►

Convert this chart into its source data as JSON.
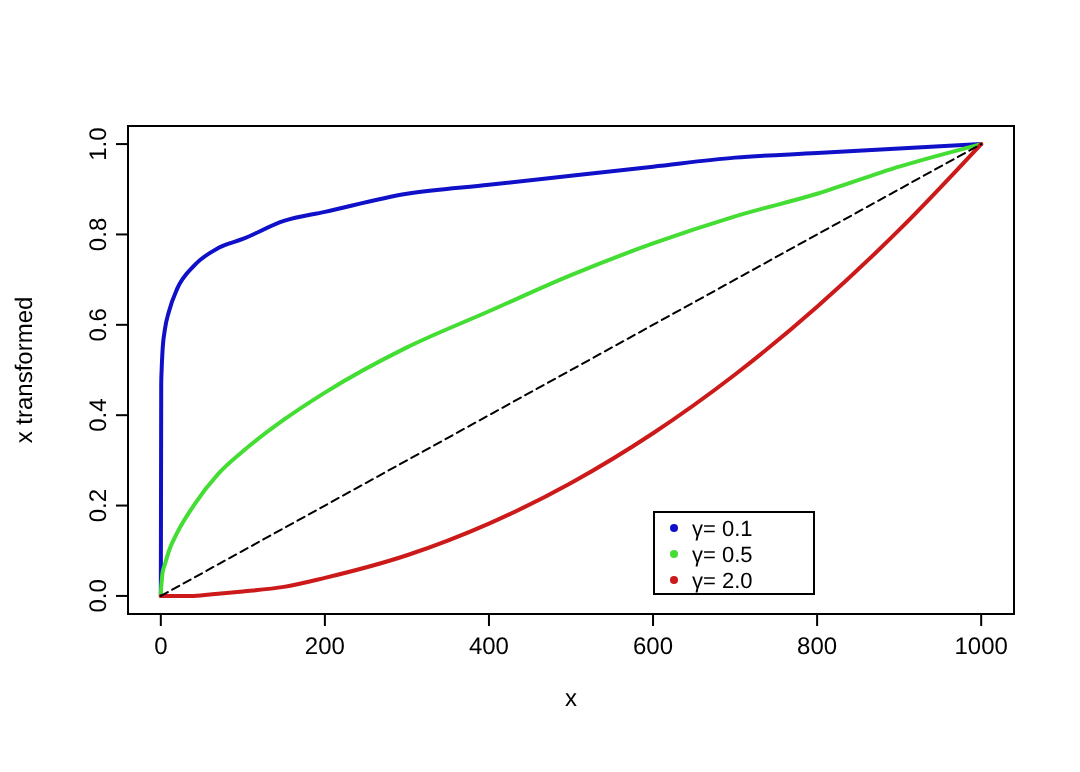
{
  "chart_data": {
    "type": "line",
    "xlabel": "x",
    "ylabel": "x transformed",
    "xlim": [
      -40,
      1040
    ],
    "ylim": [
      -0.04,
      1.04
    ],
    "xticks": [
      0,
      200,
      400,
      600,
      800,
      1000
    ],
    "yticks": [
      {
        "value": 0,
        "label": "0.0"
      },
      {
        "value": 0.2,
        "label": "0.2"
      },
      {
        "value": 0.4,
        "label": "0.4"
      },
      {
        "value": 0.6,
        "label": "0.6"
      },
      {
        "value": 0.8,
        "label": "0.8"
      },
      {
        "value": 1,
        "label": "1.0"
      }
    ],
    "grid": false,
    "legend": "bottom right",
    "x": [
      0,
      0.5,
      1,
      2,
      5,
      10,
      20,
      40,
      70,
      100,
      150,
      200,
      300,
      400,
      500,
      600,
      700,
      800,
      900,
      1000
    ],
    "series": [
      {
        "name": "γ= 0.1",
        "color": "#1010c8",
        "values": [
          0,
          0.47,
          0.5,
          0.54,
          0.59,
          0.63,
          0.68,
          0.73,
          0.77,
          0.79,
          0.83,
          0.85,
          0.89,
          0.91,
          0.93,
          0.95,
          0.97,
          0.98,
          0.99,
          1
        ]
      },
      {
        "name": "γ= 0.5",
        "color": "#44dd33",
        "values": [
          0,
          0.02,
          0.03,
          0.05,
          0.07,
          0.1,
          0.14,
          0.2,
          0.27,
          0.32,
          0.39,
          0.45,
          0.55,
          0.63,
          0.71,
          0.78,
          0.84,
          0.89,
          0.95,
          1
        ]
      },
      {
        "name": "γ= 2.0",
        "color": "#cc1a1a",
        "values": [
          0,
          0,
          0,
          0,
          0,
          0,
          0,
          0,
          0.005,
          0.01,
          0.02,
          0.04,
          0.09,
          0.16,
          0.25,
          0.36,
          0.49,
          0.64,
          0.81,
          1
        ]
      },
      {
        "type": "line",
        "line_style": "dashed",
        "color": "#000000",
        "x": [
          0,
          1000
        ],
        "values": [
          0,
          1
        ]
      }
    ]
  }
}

◄

WHAT YOU SHOULD DO:
Excluding the pictures, reproduce every entry exactly as given.

EXERCISE RESULT:
Convert this chart into its source data as JSON.
{
  "chart_data": {
    "type": "line",
    "xlabel": "x",
    "ylabel": "x transformed",
    "xlim": [
      -40,
      1040
    ],
    "ylim": [
      -0.04,
      1.04
    ],
    "xticks": [
      0,
      200,
      400,
      600,
      800,
      1000
    ],
    "yticks": [
      {
        "value": 0,
        "label": "0.0"
      },
      {
        "value": 0.2,
        "label": "0.2"
      },
      {
        "value": 0.4,
        "label": "0.4"
      },
      {
        "value": 0.6,
        "label": "0.6"
      },
      {
        "value": 0.8,
        "label": "0.8"
      },
      {
        "value": 1,
        "label": "1.0"
      }
    ],
    "grid": false,
    "legend": "bottom right",
    "x": [
      0,
      0.5,
      1,
      2,
      5,
      10,
      20,
      40,
      70,
      100,
      150,
      200,
      300,
      400,
      500,
      600,
      700,
      800,
      900,
      1000
    ],
    "series": [
      {
        "name": "γ= 0.1",
        "color": "#1010c8",
        "values": [
          0,
          0.47,
          0.5,
          0.54,
          0.59,
          0.63,
          0.68,
          0.73,
          0.77,
          0.79,
          0.83,
          0.85,
          0.89,
          0.91,
          0.93,
          0.95,
          0.97,
          0.98,
          0.99,
          1
        ]
      },
      {
        "name": "γ= 0.5",
        "color": "#44dd33",
        "values": [
          0,
          0.02,
          0.03,
          0.05,
          0.07,
          0.1,
          0.14,
          0.2,
          0.27,
          0.32,
          0.39,
          0.45,
          0.55,
          0.63,
          0.71,
          0.78,
          0.84,
          0.89,
          0.95,
          1
        ]
      },
      {
        "name": "γ= 2.0",
        "color": "#cc1a1a",
        "values": [
          0,
          0,
          0,
          0,
          0,
          0,
          0,
          0,
          0.005,
          0.01,
          0.02,
          0.04,
          0.09,
          0.16,
          0.25,
          0.36,
          0.49,
          0.64,
          0.81,
          1
        ]
      },
      {
        "type": "line",
        "line_style": "dashed",
        "color": "#000000",
        "x": [
          0,
          1000
        ],
        "values": [
          0,
          1
        ]
      }
    ]
  }
}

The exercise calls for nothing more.